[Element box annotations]
--------------------

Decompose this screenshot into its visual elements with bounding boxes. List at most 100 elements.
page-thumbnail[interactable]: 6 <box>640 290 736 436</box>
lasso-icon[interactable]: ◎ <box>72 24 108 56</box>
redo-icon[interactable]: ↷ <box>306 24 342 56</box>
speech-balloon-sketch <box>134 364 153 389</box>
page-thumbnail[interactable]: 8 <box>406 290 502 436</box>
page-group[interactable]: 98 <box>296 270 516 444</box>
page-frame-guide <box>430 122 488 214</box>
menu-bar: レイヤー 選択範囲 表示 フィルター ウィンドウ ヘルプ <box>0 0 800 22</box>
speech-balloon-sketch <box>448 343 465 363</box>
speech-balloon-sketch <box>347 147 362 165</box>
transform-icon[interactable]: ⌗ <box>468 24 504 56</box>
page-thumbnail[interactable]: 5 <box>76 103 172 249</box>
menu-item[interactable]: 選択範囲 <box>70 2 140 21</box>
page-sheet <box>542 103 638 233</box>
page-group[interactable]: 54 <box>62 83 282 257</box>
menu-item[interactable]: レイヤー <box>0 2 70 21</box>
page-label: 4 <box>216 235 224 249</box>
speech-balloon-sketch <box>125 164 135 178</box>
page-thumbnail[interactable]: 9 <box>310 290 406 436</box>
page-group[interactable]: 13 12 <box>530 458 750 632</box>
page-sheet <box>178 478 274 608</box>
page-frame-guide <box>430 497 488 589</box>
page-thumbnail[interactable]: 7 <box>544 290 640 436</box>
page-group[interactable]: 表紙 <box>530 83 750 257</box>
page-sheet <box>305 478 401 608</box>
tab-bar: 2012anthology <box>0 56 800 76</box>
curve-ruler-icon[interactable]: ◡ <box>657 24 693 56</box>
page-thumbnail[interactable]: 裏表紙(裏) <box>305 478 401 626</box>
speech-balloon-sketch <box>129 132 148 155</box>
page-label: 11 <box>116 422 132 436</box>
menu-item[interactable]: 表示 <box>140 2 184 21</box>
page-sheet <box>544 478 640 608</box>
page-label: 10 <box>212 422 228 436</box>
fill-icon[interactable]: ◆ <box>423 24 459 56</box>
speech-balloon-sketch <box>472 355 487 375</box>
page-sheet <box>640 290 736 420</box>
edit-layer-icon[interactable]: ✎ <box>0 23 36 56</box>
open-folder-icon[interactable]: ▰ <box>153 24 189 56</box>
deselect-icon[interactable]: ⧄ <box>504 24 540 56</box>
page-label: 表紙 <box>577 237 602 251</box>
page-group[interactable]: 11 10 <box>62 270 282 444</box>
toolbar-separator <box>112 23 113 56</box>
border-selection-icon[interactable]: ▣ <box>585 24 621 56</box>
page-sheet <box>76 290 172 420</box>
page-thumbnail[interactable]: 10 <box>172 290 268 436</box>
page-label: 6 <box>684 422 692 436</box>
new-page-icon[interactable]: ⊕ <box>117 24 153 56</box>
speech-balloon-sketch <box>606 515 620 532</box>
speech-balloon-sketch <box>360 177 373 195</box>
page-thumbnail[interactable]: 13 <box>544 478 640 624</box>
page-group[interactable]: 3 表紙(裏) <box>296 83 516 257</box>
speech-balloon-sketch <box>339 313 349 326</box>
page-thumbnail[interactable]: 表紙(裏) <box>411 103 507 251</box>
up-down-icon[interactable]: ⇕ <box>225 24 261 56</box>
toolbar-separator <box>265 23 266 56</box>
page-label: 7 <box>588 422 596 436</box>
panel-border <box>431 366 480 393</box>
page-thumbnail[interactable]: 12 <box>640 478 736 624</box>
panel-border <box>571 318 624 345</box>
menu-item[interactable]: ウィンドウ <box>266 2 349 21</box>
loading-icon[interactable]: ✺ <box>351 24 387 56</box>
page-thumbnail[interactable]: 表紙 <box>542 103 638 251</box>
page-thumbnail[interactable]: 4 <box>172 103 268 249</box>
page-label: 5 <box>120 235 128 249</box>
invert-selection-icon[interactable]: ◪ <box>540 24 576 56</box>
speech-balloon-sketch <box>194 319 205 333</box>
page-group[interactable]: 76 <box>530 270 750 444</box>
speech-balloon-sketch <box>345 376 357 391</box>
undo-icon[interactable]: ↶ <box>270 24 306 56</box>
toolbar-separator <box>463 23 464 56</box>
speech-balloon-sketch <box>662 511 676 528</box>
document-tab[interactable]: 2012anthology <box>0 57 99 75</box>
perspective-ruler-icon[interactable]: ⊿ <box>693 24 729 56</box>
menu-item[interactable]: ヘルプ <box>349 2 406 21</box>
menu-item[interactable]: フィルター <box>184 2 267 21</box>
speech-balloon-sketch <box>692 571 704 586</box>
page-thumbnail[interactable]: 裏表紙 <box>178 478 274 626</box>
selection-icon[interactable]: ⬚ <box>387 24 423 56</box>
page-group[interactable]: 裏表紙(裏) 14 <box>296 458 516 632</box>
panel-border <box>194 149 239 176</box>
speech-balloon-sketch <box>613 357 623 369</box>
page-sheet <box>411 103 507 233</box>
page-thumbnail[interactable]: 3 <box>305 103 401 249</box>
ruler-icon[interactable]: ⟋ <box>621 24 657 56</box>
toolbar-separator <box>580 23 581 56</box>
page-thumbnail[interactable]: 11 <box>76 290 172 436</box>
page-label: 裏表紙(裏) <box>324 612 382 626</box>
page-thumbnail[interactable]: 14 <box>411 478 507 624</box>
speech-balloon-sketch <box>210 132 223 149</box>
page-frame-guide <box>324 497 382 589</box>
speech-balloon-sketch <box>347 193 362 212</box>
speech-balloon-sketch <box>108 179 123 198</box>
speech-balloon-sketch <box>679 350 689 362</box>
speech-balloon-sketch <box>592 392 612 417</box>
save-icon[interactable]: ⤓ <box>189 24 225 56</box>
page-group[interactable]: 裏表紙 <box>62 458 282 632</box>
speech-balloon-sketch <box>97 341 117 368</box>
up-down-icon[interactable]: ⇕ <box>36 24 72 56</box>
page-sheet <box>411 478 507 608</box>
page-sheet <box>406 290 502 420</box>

--------------------

Problem statement:
Copy every line above word for word, with nothing changed, added or left out.

Answer below:
Decompose this screenshot into its visual elements with bounding boxes. List at most 100 elements.
page-thumbnail[interactable]: 6 <box>640 290 736 436</box>
lasso-icon[interactable]: ◎ <box>72 24 108 56</box>
redo-icon[interactable]: ↷ <box>306 24 342 56</box>
speech-balloon-sketch <box>134 364 153 389</box>
page-thumbnail[interactable]: 8 <box>406 290 502 436</box>
page-group[interactable]: 98 <box>296 270 516 444</box>
page-frame-guide <box>430 122 488 214</box>
menu-bar: レイヤー 選択範囲 表示 フィルター ウィンドウ ヘルプ <box>0 0 800 22</box>
speech-balloon-sketch <box>448 343 465 363</box>
speech-balloon-sketch <box>347 147 362 165</box>
transform-icon[interactable]: ⌗ <box>468 24 504 56</box>
page-thumbnail[interactable]: 5 <box>76 103 172 249</box>
menu-item[interactable]: 選択範囲 <box>70 2 140 21</box>
page-sheet <box>542 103 638 233</box>
page-group[interactable]: 54 <box>62 83 282 257</box>
menu-item[interactable]: レイヤー <box>0 2 70 21</box>
page-label: 4 <box>216 235 224 249</box>
speech-balloon-sketch <box>125 164 135 178</box>
page-thumbnail[interactable]: 9 <box>310 290 406 436</box>
page-group[interactable]: 13 12 <box>530 458 750 632</box>
page-sheet <box>178 478 274 608</box>
page-frame-guide <box>430 497 488 589</box>
page-thumbnail[interactable]: 7 <box>544 290 640 436</box>
page-group[interactable]: 表紙 <box>530 83 750 257</box>
page-sheet <box>305 478 401 608</box>
tab-bar: 2012anthology <box>0 56 800 76</box>
curve-ruler-icon[interactable]: ◡ <box>657 24 693 56</box>
page-thumbnail[interactable]: 裏表紙(裏) <box>305 478 401 626</box>
speech-balloon-sketch <box>129 132 148 155</box>
page-label: 11 <box>116 422 132 436</box>
menu-item[interactable]: 表示 <box>140 2 184 21</box>
page-sheet <box>544 478 640 608</box>
page-label: 10 <box>212 422 228 436</box>
fill-icon[interactable]: ◆ <box>423 24 459 56</box>
speech-balloon-sketch <box>472 355 487 375</box>
page-sheet <box>640 290 736 420</box>
edit-layer-icon[interactable]: ✎ <box>0 23 36 56</box>
open-folder-icon[interactable]: ▰ <box>153 24 189 56</box>
deselect-icon[interactable]: ⧄ <box>504 24 540 56</box>
page-label: 表紙 <box>577 237 602 251</box>
page-group[interactable]: 11 10 <box>62 270 282 444</box>
toolbar-separator <box>112 23 113 56</box>
border-selection-icon[interactable]: ▣ <box>585 24 621 56</box>
page-sheet <box>76 290 172 420</box>
page-thumbnail[interactable]: 10 <box>172 290 268 436</box>
page-label: 6 <box>684 422 692 436</box>
new-page-icon[interactable]: ⊕ <box>117 24 153 56</box>
speech-balloon-sketch <box>606 515 620 532</box>
speech-balloon-sketch <box>360 177 373 195</box>
page-thumbnail[interactable]: 13 <box>544 478 640 624</box>
page-group[interactable]: 3 表紙(裏) <box>296 83 516 257</box>
speech-balloon-sketch <box>339 313 349 326</box>
page-thumbnail[interactable]: 表紙(裏) <box>411 103 507 251</box>
up-down-icon[interactable]: ⇕ <box>225 24 261 56</box>
toolbar-separator <box>265 23 266 56</box>
page-label: 7 <box>588 422 596 436</box>
panel-border <box>431 366 480 393</box>
page-thumbnail[interactable]: 12 <box>640 478 736 624</box>
panel-border <box>571 318 624 345</box>
menu-item[interactable]: ウィンドウ <box>266 2 349 21</box>
loading-icon[interactable]: ✺ <box>351 24 387 56</box>
page-thumbnail[interactable]: 表紙 <box>542 103 638 251</box>
page-thumbnail[interactable]: 4 <box>172 103 268 249</box>
page-label: 5 <box>120 235 128 249</box>
invert-selection-icon[interactable]: ◪ <box>540 24 576 56</box>
speech-balloon-sketch <box>194 319 205 333</box>
page-group[interactable]: 76 <box>530 270 750 444</box>
speech-balloon-sketch <box>345 376 357 391</box>
undo-icon[interactable]: ↶ <box>270 24 306 56</box>
toolbar-separator <box>463 23 464 56</box>
speech-balloon-sketch <box>662 511 676 528</box>
document-tab[interactable]: 2012anthology <box>0 57 99 75</box>
perspective-ruler-icon[interactable]: ⊿ <box>693 24 729 56</box>
menu-item[interactable]: ヘルプ <box>349 2 406 21</box>
menu-item[interactable]: フィルター <box>184 2 267 21</box>
speech-balloon-sketch <box>692 571 704 586</box>
page-thumbnail[interactable]: 裏表紙 <box>178 478 274 626</box>
selection-icon[interactable]: ⬚ <box>387 24 423 56</box>
page-group[interactable]: 裏表紙(裏) 14 <box>296 458 516 632</box>
panel-border <box>194 149 239 176</box>
speech-balloon-sketch <box>613 357 623 369</box>
page-sheet <box>411 103 507 233</box>
page-thumbnail[interactable]: 3 <box>305 103 401 249</box>
ruler-icon[interactable]: ⟋ <box>621 24 657 56</box>
toolbar-separator <box>580 23 581 56</box>
page-thumbnail[interactable]: 11 <box>76 290 172 436</box>
page-label: 裏表紙(裏) <box>324 612 382 626</box>
page-thumbnail[interactable]: 14 <box>411 478 507 624</box>
speech-balloon-sketch <box>210 132 223 149</box>
page-frame-guide <box>324 497 382 589</box>
speech-balloon-sketch <box>347 193 362 212</box>
speech-balloon-sketch <box>108 179 123 198</box>
speech-balloon-sketch <box>679 350 689 362</box>
speech-balloon-sketch <box>592 392 612 417</box>
save-icon[interactable]: ⤓ <box>189 24 225 56</box>
page-group[interactable]: 裏表紙 <box>62 458 282 632</box>
speech-balloon-sketch <box>97 341 117 368</box>
up-down-icon[interactable]: ⇕ <box>36 24 72 56</box>
page-sheet <box>411 478 507 608</box>
page-sheet <box>406 290 502 420</box>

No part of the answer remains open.